::: STORED ROWS
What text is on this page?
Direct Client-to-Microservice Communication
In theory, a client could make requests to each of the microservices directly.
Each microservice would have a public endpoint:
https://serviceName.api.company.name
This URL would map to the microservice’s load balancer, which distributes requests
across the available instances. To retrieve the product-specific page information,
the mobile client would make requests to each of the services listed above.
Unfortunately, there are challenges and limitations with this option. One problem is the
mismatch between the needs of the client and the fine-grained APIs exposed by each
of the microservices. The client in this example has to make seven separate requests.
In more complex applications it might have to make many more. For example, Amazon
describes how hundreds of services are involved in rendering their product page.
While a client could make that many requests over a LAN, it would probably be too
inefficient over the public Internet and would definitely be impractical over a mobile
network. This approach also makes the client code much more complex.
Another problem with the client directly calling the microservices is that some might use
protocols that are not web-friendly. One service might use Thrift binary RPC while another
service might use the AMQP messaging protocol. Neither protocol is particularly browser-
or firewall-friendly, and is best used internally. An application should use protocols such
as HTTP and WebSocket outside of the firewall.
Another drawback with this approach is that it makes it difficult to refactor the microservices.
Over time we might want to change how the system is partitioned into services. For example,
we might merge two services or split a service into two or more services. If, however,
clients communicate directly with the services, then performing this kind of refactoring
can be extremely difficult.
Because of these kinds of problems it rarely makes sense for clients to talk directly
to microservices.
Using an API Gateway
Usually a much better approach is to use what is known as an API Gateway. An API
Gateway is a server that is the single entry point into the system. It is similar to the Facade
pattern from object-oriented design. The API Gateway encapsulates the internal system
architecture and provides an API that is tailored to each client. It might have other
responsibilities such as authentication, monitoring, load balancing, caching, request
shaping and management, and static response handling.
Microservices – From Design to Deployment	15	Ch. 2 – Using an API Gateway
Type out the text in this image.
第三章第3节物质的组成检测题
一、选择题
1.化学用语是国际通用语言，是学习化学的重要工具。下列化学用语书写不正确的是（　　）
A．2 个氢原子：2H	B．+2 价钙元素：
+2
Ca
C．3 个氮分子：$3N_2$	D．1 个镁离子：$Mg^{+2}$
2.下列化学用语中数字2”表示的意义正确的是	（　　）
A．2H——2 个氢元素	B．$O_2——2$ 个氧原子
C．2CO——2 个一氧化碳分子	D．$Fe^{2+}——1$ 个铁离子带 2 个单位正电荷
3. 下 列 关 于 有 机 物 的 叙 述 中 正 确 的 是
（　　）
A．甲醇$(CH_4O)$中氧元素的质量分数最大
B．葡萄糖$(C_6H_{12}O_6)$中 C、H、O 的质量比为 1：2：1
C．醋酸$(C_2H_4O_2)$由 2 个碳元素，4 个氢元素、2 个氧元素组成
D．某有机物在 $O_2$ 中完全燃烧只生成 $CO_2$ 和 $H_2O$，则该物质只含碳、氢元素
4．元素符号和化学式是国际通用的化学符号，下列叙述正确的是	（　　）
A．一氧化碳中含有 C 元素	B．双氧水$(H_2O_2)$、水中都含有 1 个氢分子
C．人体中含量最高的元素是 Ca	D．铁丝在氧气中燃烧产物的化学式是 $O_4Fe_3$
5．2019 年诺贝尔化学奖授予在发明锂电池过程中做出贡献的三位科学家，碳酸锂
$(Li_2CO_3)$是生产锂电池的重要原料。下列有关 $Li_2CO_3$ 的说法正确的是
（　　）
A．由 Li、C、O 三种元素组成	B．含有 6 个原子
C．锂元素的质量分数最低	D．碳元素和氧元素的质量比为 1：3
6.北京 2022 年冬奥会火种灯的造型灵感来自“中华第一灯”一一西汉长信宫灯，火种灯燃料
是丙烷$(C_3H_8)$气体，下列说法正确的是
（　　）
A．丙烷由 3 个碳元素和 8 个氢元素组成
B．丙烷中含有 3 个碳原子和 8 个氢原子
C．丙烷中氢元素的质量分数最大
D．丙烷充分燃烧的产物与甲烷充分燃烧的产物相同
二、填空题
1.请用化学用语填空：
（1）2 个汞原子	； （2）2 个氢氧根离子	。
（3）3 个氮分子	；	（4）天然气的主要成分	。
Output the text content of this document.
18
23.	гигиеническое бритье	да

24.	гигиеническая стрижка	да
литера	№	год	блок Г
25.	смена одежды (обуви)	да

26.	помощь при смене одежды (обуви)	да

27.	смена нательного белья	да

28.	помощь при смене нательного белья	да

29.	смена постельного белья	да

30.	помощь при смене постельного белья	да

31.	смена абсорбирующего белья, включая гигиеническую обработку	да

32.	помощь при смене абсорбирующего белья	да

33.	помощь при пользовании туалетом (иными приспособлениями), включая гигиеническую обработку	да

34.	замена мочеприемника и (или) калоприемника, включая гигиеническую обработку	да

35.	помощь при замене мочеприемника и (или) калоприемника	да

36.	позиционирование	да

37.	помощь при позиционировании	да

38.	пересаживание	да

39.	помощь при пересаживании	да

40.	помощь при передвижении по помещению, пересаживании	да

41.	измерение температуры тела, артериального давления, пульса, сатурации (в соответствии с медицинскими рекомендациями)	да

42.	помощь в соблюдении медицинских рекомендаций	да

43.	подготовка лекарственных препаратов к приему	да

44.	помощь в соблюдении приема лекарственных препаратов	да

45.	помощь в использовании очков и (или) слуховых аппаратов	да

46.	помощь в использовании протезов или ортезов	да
::::::
**STATED TASK**
Show each line of the listing that holds the string "friendly".

**EXPECTED OUTPUT**
protocols that are not web-friendly. One service might use Thrift binary RPC while another
or firewall-friendly, and is best used internally. An application should use protocols such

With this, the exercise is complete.